━━━━━ DATASET ROWS

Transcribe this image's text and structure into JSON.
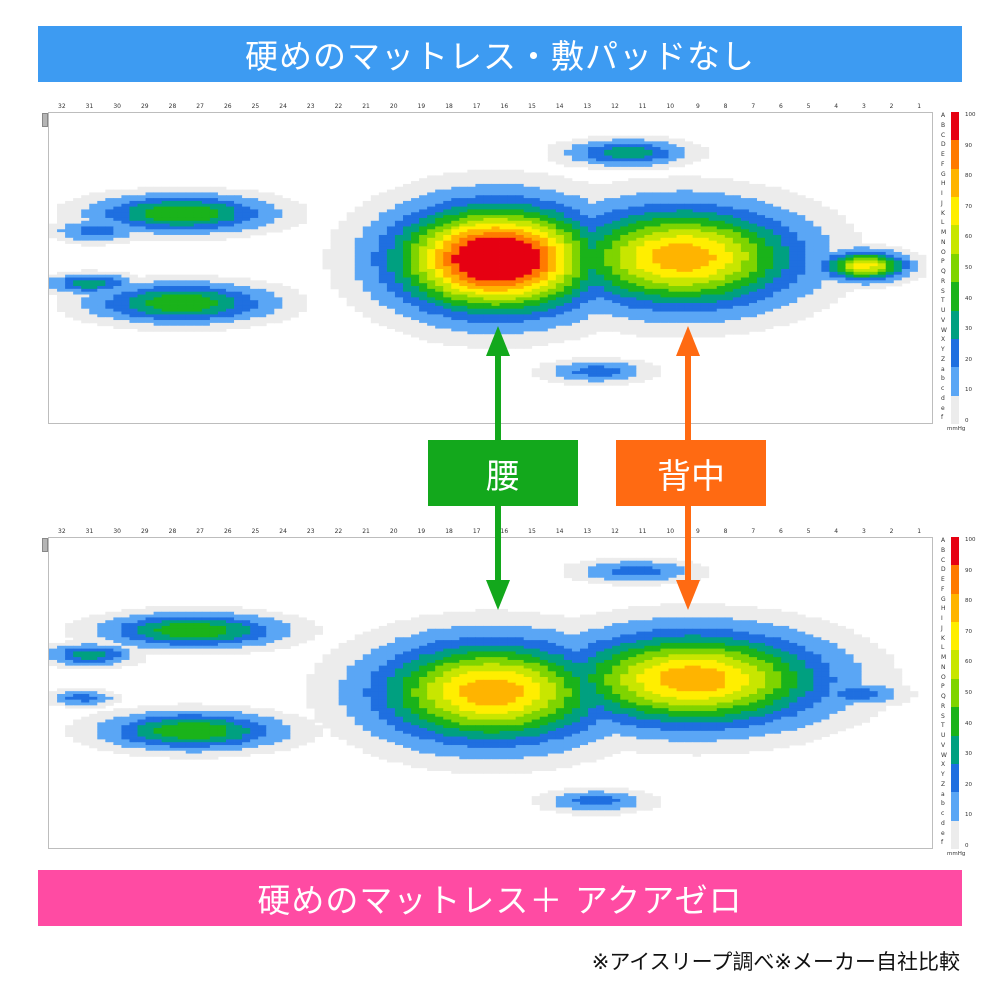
{
  "banners": {
    "top": "硬めのマットレス・敷パッドなし",
    "bottom": "硬めのマットレス＋ アクアゼロ"
  },
  "labels": {
    "waist": "腰",
    "back": "背中"
  },
  "footnote": "※アイスリープ調べ※メーカー自社比較",
  "colors": {
    "top_banner": "#3d9bf2",
    "bottom_banner": "#ff4ba3",
    "waist_label": "#13a81c",
    "back_label": "#ff6a12",
    "waist_arrow": "#13a81c",
    "back_arrow": "#ff6a12"
  },
  "chart_data": [
    {
      "type": "heatmap",
      "title": "",
      "x_tick_labels": [
        "32",
        "31",
        "30",
        "29",
        "28",
        "27",
        "26",
        "25",
        "24",
        "23",
        "22",
        "21",
        "20",
        "19",
        "18",
        "17",
        "16",
        "15",
        "14",
        "13",
        "12",
        "11",
        "10",
        "9",
        "8",
        "7",
        "6",
        "5",
        "4",
        "3",
        "2",
        "1"
      ],
      "y_tick_labels": [
        "A",
        "B",
        "C",
        "D",
        "E",
        "F",
        "G",
        "H",
        "I",
        "J",
        "K",
        "L",
        "M",
        "N",
        "O",
        "P",
        "Q",
        "R",
        "S",
        "T",
        "U",
        "V",
        "W",
        "X",
        "Y",
        "Z",
        "a",
        "b",
        "c",
        "d",
        "e",
        "f"
      ],
      "color_scale": {
        "ticks": [
          100,
          90,
          80,
          70,
          60,
          50,
          40,
          30,
          20,
          10,
          0
        ],
        "unit": "mmHg",
        "colors": [
          "#e60012",
          "#ff7a00",
          "#ffb400",
          "#ffee00",
          "#c8e600",
          "#7fd400",
          "#1ab31a",
          "#00a080",
          "#1f6fe0",
          "#5aa6f5",
          "#ececec"
        ]
      },
      "max_level": 10,
      "blobs": [
        {
          "col": 16.3,
          "row": 14.5,
          "cw": 2.2,
          "rh": 6.5,
          "peak": 10
        },
        {
          "col": 9.6,
          "row": 14.3,
          "cw": 2.5,
          "rh": 6.2,
          "peak": 7
        },
        {
          "col": 3.0,
          "row": 15.2,
          "cw": 0.9,
          "rh": 1.8,
          "peak": 6
        },
        {
          "col": 27.7,
          "row": 9.8,
          "cw": 1.9,
          "rh": 2.3,
          "peak": 4
        },
        {
          "col": 27.7,
          "row": 19.0,
          "cw": 1.9,
          "rh": 2.4,
          "peak": 4
        },
        {
          "col": 30.8,
          "row": 11.6,
          "cw": 0.9,
          "rh": 1.4,
          "peak": 2
        },
        {
          "col": 31.0,
          "row": 17.0,
          "cw": 0.9,
          "rh": 1.2,
          "peak": 3
        },
        {
          "col": 11.6,
          "row": 3.6,
          "cw": 1.3,
          "rh": 1.6,
          "peak": 3
        },
        {
          "col": 12.7,
          "row": 26.0,
          "cw": 1.1,
          "rh": 1.4,
          "peak": 2
        },
        {
          "col": 13.2,
          "row": 14.0,
          "cw": 1.2,
          "rh": 2.5,
          "peak": 2
        }
      ]
    },
    {
      "type": "heatmap",
      "title": "",
      "x_tick_labels": [
        "32",
        "31",
        "30",
        "29",
        "28",
        "27",
        "26",
        "25",
        "24",
        "23",
        "22",
        "21",
        "20",
        "19",
        "18",
        "17",
        "16",
        "15",
        "14",
        "13",
        "12",
        "11",
        "10",
        "9",
        "8",
        "7",
        "6",
        "5",
        "4",
        "3",
        "2",
        "1"
      ],
      "y_tick_labels": [
        "A",
        "B",
        "C",
        "D",
        "E",
        "F",
        "G",
        "H",
        "I",
        "J",
        "K",
        "L",
        "M",
        "N",
        "O",
        "P",
        "Q",
        "R",
        "S",
        "T",
        "U",
        "V",
        "W",
        "X",
        "Y",
        "Z",
        "a",
        "b",
        "c",
        "d",
        "e",
        "f"
      ],
      "color_scale": {
        "ticks": [
          100,
          90,
          80,
          70,
          60,
          50,
          40,
          30,
          20,
          10,
          0
        ],
        "unit": "mmHg",
        "colors": [
          "#e60012",
          "#ff7a00",
          "#ffb400",
          "#ffee00",
          "#c8e600",
          "#7fd400",
          "#1ab31a",
          "#00a080",
          "#1f6fe0",
          "#5aa6f5",
          "#ececec"
        ]
      },
      "max_level": 10,
      "blobs": [
        {
          "col": 16.5,
          "row": 15.3,
          "cw": 2.5,
          "rh": 6.3,
          "peak": 7
        },
        {
          "col": 9.2,
          "row": 14.0,
          "cw": 2.8,
          "rh": 5.8,
          "peak": 7
        },
        {
          "col": 27.3,
          "row": 9.0,
          "cw": 1.9,
          "rh": 2.1,
          "peak": 4
        },
        {
          "col": 27.3,
          "row": 19.3,
          "cw": 1.9,
          "rh": 2.3,
          "peak": 4
        },
        {
          "col": 31.0,
          "row": 11.5,
          "cw": 0.9,
          "rh": 1.3,
          "peak": 3
        },
        {
          "col": 31.3,
          "row": 15.9,
          "cw": 0.7,
          "rh": 1.0,
          "peak": 2
        },
        {
          "col": 11.3,
          "row": 2.9,
          "cw": 1.3,
          "rh": 1.4,
          "peak": 2
        },
        {
          "col": 12.7,
          "row": 26.5,
          "cw": 1.1,
          "rh": 1.4,
          "peak": 2
        },
        {
          "col": 3.3,
          "row": 15.5,
          "cw": 1.0,
          "rh": 1.4,
          "peak": 2
        },
        {
          "col": 13.2,
          "row": 14.5,
          "cw": 1.2,
          "rh": 2.5,
          "peak": 2
        }
      ]
    }
  ]
}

━━━━━━━━━━

• [PROBLEM REQUIREMENTS]: Write out the listing above again, exactly, but with no pictures in the copy.

• [EXPECTED OUTPUT]:
Transcribe this image's text and structure into JSON.
{
  "banners": {
    "top": "硬めのマットレス・敷パッドなし",
    "bottom": "硬めのマットレス＋ アクアゼロ"
  },
  "labels": {
    "waist": "腰",
    "back": "背中"
  },
  "footnote": "※アイスリープ調べ※メーカー自社比較",
  "colors": {
    "top_banner": "#3d9bf2",
    "bottom_banner": "#ff4ba3",
    "waist_label": "#13a81c",
    "back_label": "#ff6a12",
    "waist_arrow": "#13a81c",
    "back_arrow": "#ff6a12"
  },
  "chart_data": [
    {
      "type": "heatmap",
      "title": "",
      "x_tick_labels": [
        "32",
        "31",
        "30",
        "29",
        "28",
        "27",
        "26",
        "25",
        "24",
        "23",
        "22",
        "21",
        "20",
        "19",
        "18",
        "17",
        "16",
        "15",
        "14",
        "13",
        "12",
        "11",
        "10",
        "9",
        "8",
        "7",
        "6",
        "5",
        "4",
        "3",
        "2",
        "1"
      ],
      "y_tick_labels": [
        "A",
        "B",
        "C",
        "D",
        "E",
        "F",
        "G",
        "H",
        "I",
        "J",
        "K",
        "L",
        "M",
        "N",
        "O",
        "P",
        "Q",
        "R",
        "S",
        "T",
        "U",
        "V",
        "W",
        "X",
        "Y",
        "Z",
        "a",
        "b",
        "c",
        "d",
        "e",
        "f"
      ],
      "color_scale": {
        "ticks": [
          100,
          90,
          80,
          70,
          60,
          50,
          40,
          30,
          20,
          10,
          0
        ],
        "unit": "mmHg",
        "colors": [
          "#e60012",
          "#ff7a00",
          "#ffb400",
          "#ffee00",
          "#c8e600",
          "#7fd400",
          "#1ab31a",
          "#00a080",
          "#1f6fe0",
          "#5aa6f5",
          "#ececec"
        ]
      },
      "max_level": 10,
      "blobs": [
        {
          "col": 16.3,
          "row": 14.5,
          "cw": 2.2,
          "rh": 6.5,
          "peak": 10
        },
        {
          "col": 9.6,
          "row": 14.3,
          "cw": 2.5,
          "rh": 6.2,
          "peak": 7
        },
        {
          "col": 3.0,
          "row": 15.2,
          "cw": 0.9,
          "rh": 1.8,
          "peak": 6
        },
        {
          "col": 27.7,
          "row": 9.8,
          "cw": 1.9,
          "rh": 2.3,
          "peak": 4
        },
        {
          "col": 27.7,
          "row": 19.0,
          "cw": 1.9,
          "rh": 2.4,
          "peak": 4
        },
        {
          "col": 30.8,
          "row": 11.6,
          "cw": 0.9,
          "rh": 1.4,
          "peak": 2
        },
        {
          "col": 31.0,
          "row": 17.0,
          "cw": 0.9,
          "rh": 1.2,
          "peak": 3
        },
        {
          "col": 11.6,
          "row": 3.6,
          "cw": 1.3,
          "rh": 1.6,
          "peak": 3
        },
        {
          "col": 12.7,
          "row": 26.0,
          "cw": 1.1,
          "rh": 1.4,
          "peak": 2
        },
        {
          "col": 13.2,
          "row": 14.0,
          "cw": 1.2,
          "rh": 2.5,
          "peak": 2
        }
      ]
    },
    {
      "type": "heatmap",
      "title": "",
      "x_tick_labels": [
        "32",
        "31",
        "30",
        "29",
        "28",
        "27",
        "26",
        "25",
        "24",
        "23",
        "22",
        "21",
        "20",
        "19",
        "18",
        "17",
        "16",
        "15",
        "14",
        "13",
        "12",
        "11",
        "10",
        "9",
        "8",
        "7",
        "6",
        "5",
        "4",
        "3",
        "2",
        "1"
      ],
      "y_tick_labels": [
        "A",
        "B",
        "C",
        "D",
        "E",
        "F",
        "G",
        "H",
        "I",
        "J",
        "K",
        "L",
        "M",
        "N",
        "O",
        "P",
        "Q",
        "R",
        "S",
        "T",
        "U",
        "V",
        "W",
        "X",
        "Y",
        "Z",
        "a",
        "b",
        "c",
        "d",
        "e",
        "f"
      ],
      "color_scale": {
        "ticks": [
          100,
          90,
          80,
          70,
          60,
          50,
          40,
          30,
          20,
          10,
          0
        ],
        "unit": "mmHg",
        "colors": [
          "#e60012",
          "#ff7a00",
          "#ffb400",
          "#ffee00",
          "#c8e600",
          "#7fd400",
          "#1ab31a",
          "#00a080",
          "#1f6fe0",
          "#5aa6f5",
          "#ececec"
        ]
      },
      "max_level": 10,
      "blobs": [
        {
          "col": 16.5,
          "row": 15.3,
          "cw": 2.5,
          "rh": 6.3,
          "peak": 7
        },
        {
          "col": 9.2,
          "row": 14.0,
          "cw": 2.8,
          "rh": 5.8,
          "peak": 7
        },
        {
          "col": 27.3,
          "row": 9.0,
          "cw": 1.9,
          "rh": 2.1,
          "peak": 4
        },
        {
          "col": 27.3,
          "row": 19.3,
          "cw": 1.9,
          "rh": 2.3,
          "peak": 4
        },
        {
          "col": 31.0,
          "row": 11.5,
          "cw": 0.9,
          "rh": 1.3,
          "peak": 3
        },
        {
          "col": 31.3,
          "row": 15.9,
          "cw": 0.7,
          "rh": 1.0,
          "peak": 2
        },
        {
          "col": 11.3,
          "row": 2.9,
          "cw": 1.3,
          "rh": 1.4,
          "peak": 2
        },
        {
          "col": 12.7,
          "row": 26.5,
          "cw": 1.1,
          "rh": 1.4,
          "peak": 2
        },
        {
          "col": 3.3,
          "row": 15.5,
          "cw": 1.0,
          "rh": 1.4,
          "peak": 2
        },
        {
          "col": 13.2,
          "row": 14.5,
          "cw": 1.2,
          "rh": 2.5,
          "peak": 2
        }
      ]
    }
  ]
}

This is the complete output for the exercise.